| WRITTEN TASK |
Copy the data below exactly.

| Entries taken from a collection |
━━━━━━━━━━

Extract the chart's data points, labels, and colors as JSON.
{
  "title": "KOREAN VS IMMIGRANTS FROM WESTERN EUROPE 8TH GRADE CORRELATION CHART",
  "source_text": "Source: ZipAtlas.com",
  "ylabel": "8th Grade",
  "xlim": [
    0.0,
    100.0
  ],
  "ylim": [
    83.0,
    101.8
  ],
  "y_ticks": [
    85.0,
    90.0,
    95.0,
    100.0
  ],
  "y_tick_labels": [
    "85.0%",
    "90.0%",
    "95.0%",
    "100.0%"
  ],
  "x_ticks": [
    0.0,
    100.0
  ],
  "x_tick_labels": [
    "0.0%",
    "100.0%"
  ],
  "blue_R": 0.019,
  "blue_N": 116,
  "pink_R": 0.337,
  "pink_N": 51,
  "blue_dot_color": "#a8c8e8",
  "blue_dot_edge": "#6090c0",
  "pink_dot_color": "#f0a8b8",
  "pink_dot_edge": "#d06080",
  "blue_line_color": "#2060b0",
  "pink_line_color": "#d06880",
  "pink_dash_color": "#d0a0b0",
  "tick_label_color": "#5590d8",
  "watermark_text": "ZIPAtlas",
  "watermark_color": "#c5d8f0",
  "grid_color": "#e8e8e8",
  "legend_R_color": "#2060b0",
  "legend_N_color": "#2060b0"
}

━━━━━━━━━━

| SOLUTION TO THIS PROBLEM |
Extract the chart's data points, labels, and colors as JSON.
{
  "title": "KOREAN VS IMMIGRANTS FROM WESTERN EUROPE 8TH GRADE CORRELATION CHART",
  "source_text": "Source: ZipAtlas.com",
  "ylabel": "8th Grade",
  "xlim": [
    0.0,
    100.0
  ],
  "ylim": [
    83.0,
    101.8
  ],
  "y_ticks": [
    85.0,
    90.0,
    95.0,
    100.0
  ],
  "y_tick_labels": [
    "85.0%",
    "90.0%",
    "95.0%",
    "100.0%"
  ],
  "x_ticks": [
    0.0,
    100.0
  ],
  "x_tick_labels": [
    "0.0%",
    "100.0%"
  ],
  "blue_R": 0.019,
  "blue_N": 116,
  "pink_R": 0.337,
  "pink_N": 51,
  "blue_dot_color": "#a8c8e8",
  "blue_dot_edge": "#6090c0",
  "pink_dot_color": "#f0a8b8",
  "pink_dot_edge": "#d06080",
  "blue_line_color": "#2060b0",
  "pink_line_color": "#d06880",
  "pink_dash_color": "#d0a0b0",
  "tick_label_color": "#5590d8",
  "watermark_text": "ZIPAtlas",
  "watermark_color": "#c5d8f0",
  "grid_color": "#e8e8e8",
  "legend_R_color": "#2060b0",
  "legend_N_color": "#2060b0"
}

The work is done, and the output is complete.